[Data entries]

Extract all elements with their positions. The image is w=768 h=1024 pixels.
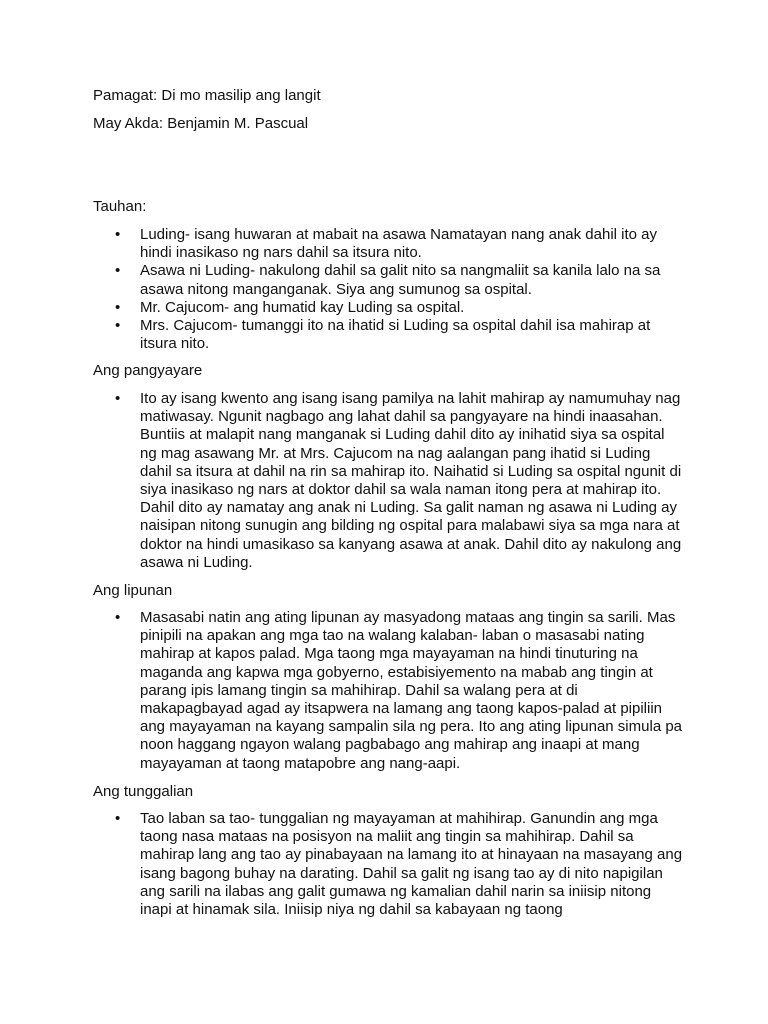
bullet-icon: • — [115, 390, 121, 407]
bullet-icon: • — [115, 226, 121, 243]
list-item-text: Mr. Cajucom- ang humatid kay Luding sa ospital. — [140, 298, 465, 316]
pangyayare-list — [93, 390, 693, 572]
list-item — [93, 226, 683, 262]
document-title: Pamagat: Di mo masilip ang langit — [93, 87, 321, 104]
document-author: May Akda: Benjamin M. Pascual — [93, 115, 309, 132]
bullet-icon: • — [115, 317, 121, 335]
list-item-text: Tao laban sa tao- tunggalian ng mayayaman at mahihirap. Ganundin ang mga taong nasa mataas na posisyon na maliit ang tingin sa mahihirap. Dahil sa mahirap lang ang tao ay pinabayaan na lamang ito at hinayaan na masayang ang isang bagong buhay na darating. Dahil sa galit ng isang tao ay di nito napigilan ang sarili na ilabas ang galit gumawa ng kamalian dahil narin sa iniisip nitong inapi at hinamak sila. Iniisip niya ng dahil sa kabayaan ng taong — [140, 810, 683, 919]
list-item — [93, 609, 683, 773]
bullet-icon: • — [115, 609, 121, 626]
tunggalian-list — [93, 810, 693, 919]
list-item-text: Mrs. Cajucom- tumanggi ito na ihatid si Luding sa ospital dahil isa mahirap at itsura nito. — [140, 317, 651, 353]
bullet-icon: • — [115, 298, 121, 316]
section-heading-lipunan: Ang lipunan — [93, 582, 173, 599]
list-item — [93, 317, 683, 353]
list-item — [93, 390, 683, 572]
section-heading-tauhan: Tauhan: — [93, 198, 147, 215]
lipunan-list — [93, 609, 693, 773]
list-item-text: Luding- isang huwaran at mabait na asawa Namatayan nang anak dahil ito ay hindi inasikaso ng nars dahil sa itsura nito. — [140, 226, 658, 262]
section-heading-pangyayare: Ang pangyayare — [93, 362, 203, 379]
list-item-text: Ito ay isang kwento ang isang isang pamilya na lahit mahirap ay namumuhay nag matiwasay. Ngunit nagbago ang lahat dahil sa pangyayare na hindi inaasahan. Buntiis at malapit nang manganak si Luding dahil dito ay inihatid siya sa ospital ng mag asawang Mr. at Mrs. Cajucom na nag aalangan pang ihatid si Luding dahil sa itsura at dahil na rin sa mahirap ito. Naihatid si Luding sa ospital ngunit di siya inasikaso ng nars at doktor dahil sa wala naman itong pera at mahirap ito. Dahil dito ay namatay ang anak ni Luding. Sa galit naman ng asawa ni Luding ay naisipan nitong sunugin ang bilding ng ospital para malabawi siya sa mga nara at doktor na hindi umasikaso sa kanyang asawa at anak. Dahil dito ay nakulong ang asawa ni Luding. — [140, 390, 682, 571]
list-item-text: Masasabi natin ang ating lipunan ay masyadong mataas ang tingin sa sarili. Mas pinipili na apakan ang mga tao na walang kalaban- laban o masasabi nating mahirap at kapos palad. Mga taong mga mayayaman na hindi tinuturing na maganda ang kapwa mga gobyerno, estabisiyemento na mabab ang tingin at parang ipis lamang tingin sa mahihirap. Dahil sa walang pera at di makapagbayad agad ay itsapwera na lamang ang taong kapos-palad at pipiliin ang mayayaman na kayang sampalin sila ng pera. Ito ang ating lipunan simula pa noon haggang ngayon walang pagbabago ang mahirap ang inaapi at mang mayayaman at taong matapobre ang nang-aapi. — [140, 609, 683, 772]
list-item — [93, 810, 683, 919]
bullet-icon: • — [115, 810, 121, 827]
tauhan-list — [93, 226, 693, 353]
section-heading-tunggalian: Ang tunggalian — [93, 783, 194, 800]
bullet-icon: • — [115, 262, 121, 280]
list-item — [93, 262, 683, 298]
list-item-text: Asawa ni Luding- nakulong dahil sa galit nito sa nangmaliit sa kanila lalo na sa asawa nitong manganganak. Siya ang sumunog sa ospital. — [140, 262, 661, 298]
list-item — [93, 299, 683, 317]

# [What to work on]
How many lines in the records above contain the string "tunggalian"? Reply with the number only.

# [Answer to this problem]
3